● GOAL:
Output the stretch of the listing from the start through the line containing "y-tick-label: 20,0 xyxy=(63,164,84,176)", both ends included, reproducing each line exactly.

_ _ _

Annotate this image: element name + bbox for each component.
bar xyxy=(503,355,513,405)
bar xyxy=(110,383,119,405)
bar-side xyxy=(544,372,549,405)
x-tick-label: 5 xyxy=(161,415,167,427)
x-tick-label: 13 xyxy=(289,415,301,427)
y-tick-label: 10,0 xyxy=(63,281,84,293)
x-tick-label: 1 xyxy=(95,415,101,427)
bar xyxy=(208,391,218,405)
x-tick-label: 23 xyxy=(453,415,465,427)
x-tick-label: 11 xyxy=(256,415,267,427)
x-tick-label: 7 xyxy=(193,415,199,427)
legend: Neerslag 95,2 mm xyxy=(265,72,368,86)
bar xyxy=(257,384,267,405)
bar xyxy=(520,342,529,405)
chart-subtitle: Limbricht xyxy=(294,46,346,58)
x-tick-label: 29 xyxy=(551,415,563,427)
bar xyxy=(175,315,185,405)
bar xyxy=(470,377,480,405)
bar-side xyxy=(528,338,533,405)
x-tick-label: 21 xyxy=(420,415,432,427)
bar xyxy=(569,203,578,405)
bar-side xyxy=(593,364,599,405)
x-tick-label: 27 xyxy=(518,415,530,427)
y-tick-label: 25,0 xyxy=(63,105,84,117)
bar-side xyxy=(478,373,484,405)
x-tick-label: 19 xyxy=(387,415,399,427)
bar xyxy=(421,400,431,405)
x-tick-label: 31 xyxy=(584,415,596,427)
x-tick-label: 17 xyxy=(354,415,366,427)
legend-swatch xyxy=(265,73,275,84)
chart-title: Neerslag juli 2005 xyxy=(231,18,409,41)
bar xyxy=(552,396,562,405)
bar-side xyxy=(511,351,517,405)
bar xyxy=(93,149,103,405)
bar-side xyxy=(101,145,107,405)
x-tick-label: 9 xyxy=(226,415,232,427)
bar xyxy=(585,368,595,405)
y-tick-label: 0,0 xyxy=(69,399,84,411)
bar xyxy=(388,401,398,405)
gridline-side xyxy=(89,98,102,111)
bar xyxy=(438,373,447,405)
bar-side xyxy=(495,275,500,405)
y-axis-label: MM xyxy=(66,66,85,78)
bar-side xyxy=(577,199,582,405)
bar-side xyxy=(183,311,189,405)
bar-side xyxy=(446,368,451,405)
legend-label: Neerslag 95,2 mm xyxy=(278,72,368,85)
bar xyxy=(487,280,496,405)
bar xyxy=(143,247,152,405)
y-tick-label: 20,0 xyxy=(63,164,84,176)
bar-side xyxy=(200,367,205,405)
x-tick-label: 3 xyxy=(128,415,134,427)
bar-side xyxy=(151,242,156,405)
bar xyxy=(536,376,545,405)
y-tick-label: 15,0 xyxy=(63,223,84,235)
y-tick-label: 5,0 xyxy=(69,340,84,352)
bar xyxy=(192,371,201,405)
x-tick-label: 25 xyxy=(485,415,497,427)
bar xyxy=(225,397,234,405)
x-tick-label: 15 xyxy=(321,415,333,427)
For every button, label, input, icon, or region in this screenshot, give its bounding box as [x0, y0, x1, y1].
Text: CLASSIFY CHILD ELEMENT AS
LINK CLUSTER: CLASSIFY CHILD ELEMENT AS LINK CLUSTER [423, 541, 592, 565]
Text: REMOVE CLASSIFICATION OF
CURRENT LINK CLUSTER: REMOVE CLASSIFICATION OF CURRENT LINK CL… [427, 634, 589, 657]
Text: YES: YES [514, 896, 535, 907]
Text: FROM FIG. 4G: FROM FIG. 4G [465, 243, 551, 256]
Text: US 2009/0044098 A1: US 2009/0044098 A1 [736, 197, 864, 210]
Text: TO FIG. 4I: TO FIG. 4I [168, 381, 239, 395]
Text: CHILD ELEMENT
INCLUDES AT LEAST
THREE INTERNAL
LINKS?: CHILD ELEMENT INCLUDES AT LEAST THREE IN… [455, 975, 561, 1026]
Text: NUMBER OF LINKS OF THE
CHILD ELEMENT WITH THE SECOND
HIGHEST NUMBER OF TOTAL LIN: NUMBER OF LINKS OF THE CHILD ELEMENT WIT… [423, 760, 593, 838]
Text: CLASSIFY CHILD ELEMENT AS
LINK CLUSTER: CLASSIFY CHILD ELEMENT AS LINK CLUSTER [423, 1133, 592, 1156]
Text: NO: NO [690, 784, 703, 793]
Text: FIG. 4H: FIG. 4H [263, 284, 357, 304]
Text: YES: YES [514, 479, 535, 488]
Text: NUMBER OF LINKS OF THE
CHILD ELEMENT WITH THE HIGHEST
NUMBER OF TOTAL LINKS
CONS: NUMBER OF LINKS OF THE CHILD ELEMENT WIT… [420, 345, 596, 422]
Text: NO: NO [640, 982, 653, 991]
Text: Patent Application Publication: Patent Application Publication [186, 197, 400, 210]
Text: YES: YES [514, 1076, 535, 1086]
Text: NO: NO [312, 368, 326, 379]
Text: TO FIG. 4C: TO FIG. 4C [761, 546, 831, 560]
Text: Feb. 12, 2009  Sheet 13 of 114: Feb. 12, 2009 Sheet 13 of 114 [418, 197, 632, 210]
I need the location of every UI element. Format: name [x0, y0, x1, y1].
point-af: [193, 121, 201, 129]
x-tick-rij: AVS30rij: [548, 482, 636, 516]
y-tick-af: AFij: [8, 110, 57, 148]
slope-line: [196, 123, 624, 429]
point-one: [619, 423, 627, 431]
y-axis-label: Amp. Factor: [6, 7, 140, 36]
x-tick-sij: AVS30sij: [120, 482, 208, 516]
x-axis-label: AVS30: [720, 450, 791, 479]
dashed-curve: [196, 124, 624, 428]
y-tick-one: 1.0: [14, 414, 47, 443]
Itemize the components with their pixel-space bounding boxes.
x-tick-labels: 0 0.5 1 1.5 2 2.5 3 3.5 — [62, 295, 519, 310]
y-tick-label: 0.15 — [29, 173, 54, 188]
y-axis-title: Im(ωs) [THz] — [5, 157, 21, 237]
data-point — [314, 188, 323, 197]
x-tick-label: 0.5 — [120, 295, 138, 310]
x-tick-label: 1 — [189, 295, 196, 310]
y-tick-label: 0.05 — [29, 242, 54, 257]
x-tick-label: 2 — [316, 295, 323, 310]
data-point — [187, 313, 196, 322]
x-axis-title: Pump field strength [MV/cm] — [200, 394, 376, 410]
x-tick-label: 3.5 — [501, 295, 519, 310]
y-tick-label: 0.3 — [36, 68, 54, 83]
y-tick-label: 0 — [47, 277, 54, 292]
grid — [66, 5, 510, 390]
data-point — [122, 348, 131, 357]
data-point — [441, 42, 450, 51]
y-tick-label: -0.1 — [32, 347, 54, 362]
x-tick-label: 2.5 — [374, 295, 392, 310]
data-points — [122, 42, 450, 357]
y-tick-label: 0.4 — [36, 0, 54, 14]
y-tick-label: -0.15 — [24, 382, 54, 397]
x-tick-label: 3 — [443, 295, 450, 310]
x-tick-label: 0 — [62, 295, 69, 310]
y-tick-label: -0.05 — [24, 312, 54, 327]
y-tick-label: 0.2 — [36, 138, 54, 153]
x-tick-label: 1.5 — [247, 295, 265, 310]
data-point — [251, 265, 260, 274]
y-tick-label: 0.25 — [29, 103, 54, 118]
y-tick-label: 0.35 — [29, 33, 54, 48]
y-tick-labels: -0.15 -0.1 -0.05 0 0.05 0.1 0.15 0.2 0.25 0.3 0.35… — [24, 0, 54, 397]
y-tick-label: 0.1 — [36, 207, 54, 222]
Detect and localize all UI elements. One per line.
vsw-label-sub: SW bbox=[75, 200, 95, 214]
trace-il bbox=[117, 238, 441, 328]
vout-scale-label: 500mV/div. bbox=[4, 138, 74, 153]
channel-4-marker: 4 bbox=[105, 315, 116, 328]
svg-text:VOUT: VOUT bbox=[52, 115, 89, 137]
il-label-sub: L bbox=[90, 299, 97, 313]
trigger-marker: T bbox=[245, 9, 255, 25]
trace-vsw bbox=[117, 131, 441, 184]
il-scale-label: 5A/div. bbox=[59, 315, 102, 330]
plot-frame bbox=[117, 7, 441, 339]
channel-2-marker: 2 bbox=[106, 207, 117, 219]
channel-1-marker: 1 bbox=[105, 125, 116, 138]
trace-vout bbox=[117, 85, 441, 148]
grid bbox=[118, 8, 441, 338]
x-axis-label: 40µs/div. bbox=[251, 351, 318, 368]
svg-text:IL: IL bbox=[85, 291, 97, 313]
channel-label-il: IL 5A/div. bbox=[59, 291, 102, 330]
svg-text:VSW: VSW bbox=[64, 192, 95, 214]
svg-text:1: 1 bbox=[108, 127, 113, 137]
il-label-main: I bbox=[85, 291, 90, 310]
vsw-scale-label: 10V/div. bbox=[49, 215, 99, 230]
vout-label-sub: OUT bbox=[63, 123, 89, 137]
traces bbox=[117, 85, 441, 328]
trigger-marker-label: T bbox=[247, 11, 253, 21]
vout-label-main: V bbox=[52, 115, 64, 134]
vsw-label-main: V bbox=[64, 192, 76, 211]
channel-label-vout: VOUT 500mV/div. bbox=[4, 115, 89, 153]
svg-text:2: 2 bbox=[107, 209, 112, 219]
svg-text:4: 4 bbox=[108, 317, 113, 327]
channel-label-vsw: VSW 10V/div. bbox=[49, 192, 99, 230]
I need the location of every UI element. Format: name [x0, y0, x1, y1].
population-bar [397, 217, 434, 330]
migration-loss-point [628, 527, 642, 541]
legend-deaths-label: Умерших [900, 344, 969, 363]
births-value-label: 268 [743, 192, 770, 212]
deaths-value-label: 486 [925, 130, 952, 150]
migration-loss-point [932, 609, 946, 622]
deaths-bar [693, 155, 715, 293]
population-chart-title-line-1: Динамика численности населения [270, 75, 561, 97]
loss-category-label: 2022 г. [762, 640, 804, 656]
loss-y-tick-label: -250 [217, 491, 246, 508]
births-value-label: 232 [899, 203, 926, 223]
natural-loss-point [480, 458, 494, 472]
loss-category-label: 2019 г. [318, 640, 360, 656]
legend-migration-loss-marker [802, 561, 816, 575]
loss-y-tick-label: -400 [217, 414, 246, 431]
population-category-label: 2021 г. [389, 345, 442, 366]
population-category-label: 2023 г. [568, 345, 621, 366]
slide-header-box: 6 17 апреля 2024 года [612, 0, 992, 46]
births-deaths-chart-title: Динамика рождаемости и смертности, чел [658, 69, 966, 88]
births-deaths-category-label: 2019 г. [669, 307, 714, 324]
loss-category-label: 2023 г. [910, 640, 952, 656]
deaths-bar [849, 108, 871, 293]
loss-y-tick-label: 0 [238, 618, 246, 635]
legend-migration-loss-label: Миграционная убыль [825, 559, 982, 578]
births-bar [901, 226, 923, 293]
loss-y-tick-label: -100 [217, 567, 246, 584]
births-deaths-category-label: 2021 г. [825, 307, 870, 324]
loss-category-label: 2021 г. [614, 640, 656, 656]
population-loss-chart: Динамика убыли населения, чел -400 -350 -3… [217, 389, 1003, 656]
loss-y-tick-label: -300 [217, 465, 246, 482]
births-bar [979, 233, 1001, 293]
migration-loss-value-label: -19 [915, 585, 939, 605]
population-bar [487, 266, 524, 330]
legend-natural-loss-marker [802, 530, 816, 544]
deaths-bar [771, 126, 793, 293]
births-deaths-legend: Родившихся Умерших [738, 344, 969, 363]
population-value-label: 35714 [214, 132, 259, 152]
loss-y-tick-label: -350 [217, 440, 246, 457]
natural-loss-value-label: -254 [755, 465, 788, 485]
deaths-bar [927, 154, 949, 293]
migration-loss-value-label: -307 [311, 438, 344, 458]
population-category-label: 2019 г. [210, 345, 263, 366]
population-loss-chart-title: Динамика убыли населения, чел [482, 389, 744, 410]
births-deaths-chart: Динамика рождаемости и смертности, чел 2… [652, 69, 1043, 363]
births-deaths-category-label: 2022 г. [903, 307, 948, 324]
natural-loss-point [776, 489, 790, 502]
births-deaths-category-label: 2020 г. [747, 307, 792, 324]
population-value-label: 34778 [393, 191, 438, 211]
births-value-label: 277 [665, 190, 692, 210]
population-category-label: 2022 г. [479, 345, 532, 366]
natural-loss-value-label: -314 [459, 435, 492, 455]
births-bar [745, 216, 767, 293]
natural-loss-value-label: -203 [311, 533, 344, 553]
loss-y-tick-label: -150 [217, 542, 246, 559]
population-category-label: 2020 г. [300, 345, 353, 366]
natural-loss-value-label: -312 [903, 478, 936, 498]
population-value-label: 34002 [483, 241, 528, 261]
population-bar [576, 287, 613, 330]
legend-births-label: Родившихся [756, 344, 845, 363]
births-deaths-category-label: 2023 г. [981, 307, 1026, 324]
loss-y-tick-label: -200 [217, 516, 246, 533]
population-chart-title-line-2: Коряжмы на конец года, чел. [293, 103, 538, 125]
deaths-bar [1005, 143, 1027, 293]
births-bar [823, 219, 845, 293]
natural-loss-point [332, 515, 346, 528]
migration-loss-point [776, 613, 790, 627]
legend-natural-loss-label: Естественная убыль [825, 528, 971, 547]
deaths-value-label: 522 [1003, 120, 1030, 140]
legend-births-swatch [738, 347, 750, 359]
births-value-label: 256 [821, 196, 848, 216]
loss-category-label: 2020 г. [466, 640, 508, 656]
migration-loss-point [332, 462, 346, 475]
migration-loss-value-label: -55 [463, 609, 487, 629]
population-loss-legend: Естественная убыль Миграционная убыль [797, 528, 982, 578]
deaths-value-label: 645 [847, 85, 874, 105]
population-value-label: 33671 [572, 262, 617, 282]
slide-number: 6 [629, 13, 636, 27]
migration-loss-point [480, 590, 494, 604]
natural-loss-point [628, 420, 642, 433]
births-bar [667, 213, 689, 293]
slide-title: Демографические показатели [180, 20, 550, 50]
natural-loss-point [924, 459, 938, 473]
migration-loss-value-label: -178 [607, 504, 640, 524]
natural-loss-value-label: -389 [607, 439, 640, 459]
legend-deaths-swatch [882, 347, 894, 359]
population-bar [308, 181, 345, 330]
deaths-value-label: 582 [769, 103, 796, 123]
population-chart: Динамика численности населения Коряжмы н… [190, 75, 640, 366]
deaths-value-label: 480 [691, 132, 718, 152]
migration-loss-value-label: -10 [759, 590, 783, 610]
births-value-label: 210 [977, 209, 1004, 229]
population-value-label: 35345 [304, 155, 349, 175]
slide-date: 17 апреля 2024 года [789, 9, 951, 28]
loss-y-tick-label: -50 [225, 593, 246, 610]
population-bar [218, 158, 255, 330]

_ _ _

● SOLUTION FOR THIS TASK:
Annotate this image: element name + bbox for each component.
bar xyxy=(503,355,513,405)
bar xyxy=(110,383,119,405)
bar-side xyxy=(544,372,549,405)
x-tick-label: 5 xyxy=(161,415,167,427)
x-tick-label: 13 xyxy=(289,415,301,427)
y-tick-label: 10,0 xyxy=(63,281,84,293)
x-tick-label: 1 xyxy=(95,415,101,427)
bar xyxy=(208,391,218,405)
x-tick-label: 23 xyxy=(453,415,465,427)
x-tick-label: 11 xyxy=(256,415,267,427)
x-tick-label: 7 xyxy=(193,415,199,427)
legend: Neerslag 95,2 mm xyxy=(265,72,368,86)
bar xyxy=(257,384,267,405)
bar xyxy=(520,342,529,405)
chart-subtitle: Limbricht xyxy=(294,46,346,58)
x-tick-label: 29 xyxy=(551,415,563,427)
bar xyxy=(175,315,185,405)
bar xyxy=(470,377,480,405)
bar-side xyxy=(528,338,533,405)
x-tick-label: 21 xyxy=(420,415,432,427)
bar xyxy=(569,203,578,405)
bar-side xyxy=(593,364,599,405)
x-tick-label: 27 xyxy=(518,415,530,427)
y-tick-label: 25,0 xyxy=(63,105,84,117)
bar-side xyxy=(478,373,484,405)
x-tick-label: 19 xyxy=(387,415,399,427)
bar xyxy=(421,400,431,405)
x-tick-label: 31 xyxy=(584,415,596,427)
x-tick-label: 17 xyxy=(354,415,366,427)
legend-swatch xyxy=(265,73,275,84)
chart-title: Neerslag juli 2005 xyxy=(231,18,409,41)
bar xyxy=(552,396,562,405)
bar-side xyxy=(511,351,517,405)
bar xyxy=(93,149,103,405)
bar-side xyxy=(101,145,107,405)
x-tick-label: 9 xyxy=(226,415,232,427)
bar xyxy=(585,368,595,405)
y-tick-label: 0,0 xyxy=(69,399,84,411)
bar xyxy=(388,401,398,405)
gridline-side xyxy=(89,98,102,111)
bar xyxy=(438,373,447,405)
bar-side xyxy=(495,275,500,405)
y-axis-label: MM xyxy=(66,66,85,78)
bar-side xyxy=(577,199,582,405)
bar-side xyxy=(183,311,189,405)
bar-side xyxy=(446,368,451,405)
legend-label: Neerslag 95,2 mm xyxy=(278,72,368,85)
bar xyxy=(487,280,496,405)
bar xyxy=(143,247,152,405)
y-tick-label: 20,0 xyxy=(63,164,84,176)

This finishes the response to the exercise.